#### MATERIAL ####

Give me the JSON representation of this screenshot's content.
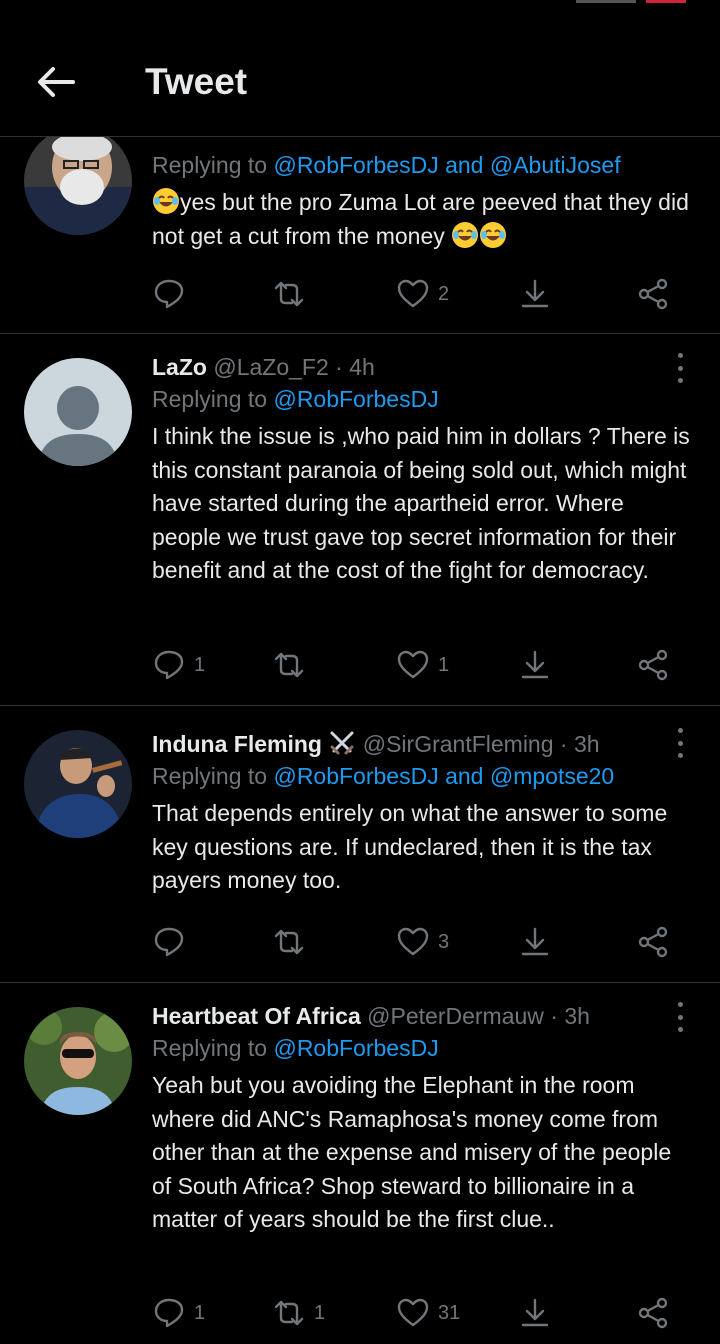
{
  "header": {
    "title": "Tweet",
    "back_icon": "arrow-left-icon"
  },
  "tweets": [
    {
      "name": "",
      "handle": "",
      "time": "",
      "reply_prefix": "Replying to ",
      "reply_mentions": "@RobForbesDJ and @AbutiJosef",
      "text_before_emoji": "yes but the pro Zuma Lot are peeved that they did not get a cut from the money",
      "emoji": "face-with-tears-of-joy",
      "counts": {
        "reply": "",
        "retweet": "",
        "like": "2"
      }
    },
    {
      "name": "LaZo",
      "handle": "@LaZo_F2 · 4h",
      "reply_prefix": "Replying to ",
      "reply_mentions": "@RobForbesDJ",
      "text": "I think the issue is ,who paid him in dollars ? There is this constant paranoia  of being sold out, which might have started during the apartheid error. Where people we trust gave top secret information for their benefit and at the cost of the fight for democracy.",
      "counts": {
        "reply": "1",
        "retweet": "",
        "like": "1"
      }
    },
    {
      "name": "Induna Fleming",
      "name_icon": "crossed-swords-icon",
      "handle": "@SirGrantFleming · 3h",
      "reply_prefix": "Replying to ",
      "reply_mentions": "@RobForbesDJ and @mpotse20",
      "text": "That depends entirely on what the answer to some key questions are. If undeclared, then it is the tax payers money too.",
      "counts": {
        "reply": "",
        "retweet": "",
        "like": "3"
      }
    },
    {
      "name": "Heartbeat Of Africa",
      "handle": "@PeterDermauw · 3h",
      "reply_prefix": "Replying to ",
      "reply_mentions": "@RobForbesDJ",
      "text": "Yeah but you avoiding the Elephant in the room where did ANC's Ramaphosa's money come from other than at the expense and misery of the people of South Africa? Shop steward to billionaire in a matter of years should be the first clue..",
      "counts": {
        "reply": "1",
        "retweet": "1",
        "like": "31"
      }
    }
  ],
  "colors": {
    "background": "#000000",
    "text": "#e7e9ea",
    "secondary": "#71767b",
    "accent": "#1d9bf0",
    "divider": "#2f3336"
  }
}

####

● WHAT TO WORK ON:
Search the records above for "icon". Copy each line where it is found.

● EXPECTED OUTPUT:
    "back_icon": "arrow-left-icon"
      "name_icon": "crossed-swords-icon",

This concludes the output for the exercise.